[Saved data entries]

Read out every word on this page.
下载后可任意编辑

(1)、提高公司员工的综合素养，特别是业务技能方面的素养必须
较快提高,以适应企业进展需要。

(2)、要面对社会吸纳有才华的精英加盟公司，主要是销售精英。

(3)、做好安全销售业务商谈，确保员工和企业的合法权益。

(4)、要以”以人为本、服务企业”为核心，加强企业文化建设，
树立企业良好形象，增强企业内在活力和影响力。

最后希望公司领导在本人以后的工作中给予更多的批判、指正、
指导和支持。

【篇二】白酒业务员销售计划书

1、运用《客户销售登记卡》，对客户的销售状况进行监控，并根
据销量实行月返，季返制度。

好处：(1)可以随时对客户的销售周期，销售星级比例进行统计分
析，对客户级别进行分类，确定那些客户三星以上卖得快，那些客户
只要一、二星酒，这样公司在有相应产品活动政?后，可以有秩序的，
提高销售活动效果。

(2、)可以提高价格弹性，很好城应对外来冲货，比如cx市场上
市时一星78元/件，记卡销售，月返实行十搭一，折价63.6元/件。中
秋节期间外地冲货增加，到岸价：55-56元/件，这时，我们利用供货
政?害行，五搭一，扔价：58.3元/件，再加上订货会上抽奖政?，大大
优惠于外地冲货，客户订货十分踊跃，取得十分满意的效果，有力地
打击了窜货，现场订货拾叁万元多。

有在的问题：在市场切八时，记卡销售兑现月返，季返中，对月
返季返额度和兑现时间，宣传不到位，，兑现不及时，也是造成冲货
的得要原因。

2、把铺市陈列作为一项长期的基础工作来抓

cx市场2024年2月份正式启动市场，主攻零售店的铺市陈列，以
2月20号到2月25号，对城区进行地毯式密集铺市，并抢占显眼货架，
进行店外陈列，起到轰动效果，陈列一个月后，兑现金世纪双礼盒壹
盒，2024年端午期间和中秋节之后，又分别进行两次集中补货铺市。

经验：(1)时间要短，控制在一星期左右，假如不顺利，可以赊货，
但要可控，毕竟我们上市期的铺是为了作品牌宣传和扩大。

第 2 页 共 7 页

### Task requirements
Every entry needs to be retyped exactly.

### Correct answer
Read out every word on this page.
下载后可任意编辑

(1)、提高公司员工的综合素养，特别是业务技能方面的素养必须
较快提高,以适应企业进展需要。

(2)、要面对社会吸纳有才华的精英加盟公司，主要是销售精英。

(3)、做好安全销售业务商谈，确保员工和企业的合法权益。

(4)、要以”以人为本、服务企业”为核心，加强企业文化建设，
树立企业良好形象，增强企业内在活力和影响力。

最后希望公司领导在本人以后的工作中给予更多的批判、指正、
指导和支持。

【篇二】白酒业务员销售计划书

1、运用《客户销售登记卡》，对客户的销售状况进行监控，并根
据销量实行月返，季返制度。

好处：(1)可以随时对客户的销售周期，销售星级比例进行统计分
析，对客户级别进行分类，确定那些客户三星以上卖得快，那些客户
只要一、二星酒，这样公司在有相应产品活动政?后，可以有秩序的，
提高销售活动效果。

(2、)可以提高价格弹性，很好城应对外来冲货，比如cx市场上
市时一星78元/件，记卡销售，月返实行十搭一，折价63.6元/件。中
秋节期间外地冲货增加，到岸价：55-56元/件，这时，我们利用供货
政?害行，五搭一，扔价：58.3元/件，再加上订货会上抽奖政?，大大
优惠于外地冲货，客户订货十分踊跃，取得十分满意的效果，有力地
打击了窜货，现场订货拾叁万元多。

有在的问题：在市场切八时，记卡销售兑现月返，季返中，对月
返季返额度和兑现时间，宣传不到位，，兑现不及时，也是造成冲货
的得要原因。

2、把铺市陈列作为一项长期的基础工作来抓

cx市场2024年2月份正式启动市场，主攻零售店的铺市陈列，以
2月20号到2月25号，对城区进行地毯式密集铺市，并抢占显眼货架，
进行店外陈列，起到轰动效果，陈列一个月后，兑现金世纪双礼盒壹
盒，2024年端午期间和中秋节之后，又分别进行两次集中补货铺市。

经验：(1)时间要短，控制在一星期左右，假如不顺利，可以赊货，
但要可控，毕竟我们上市期的铺是为了作品牌宣传和扩大。

第 2 页 共 7 页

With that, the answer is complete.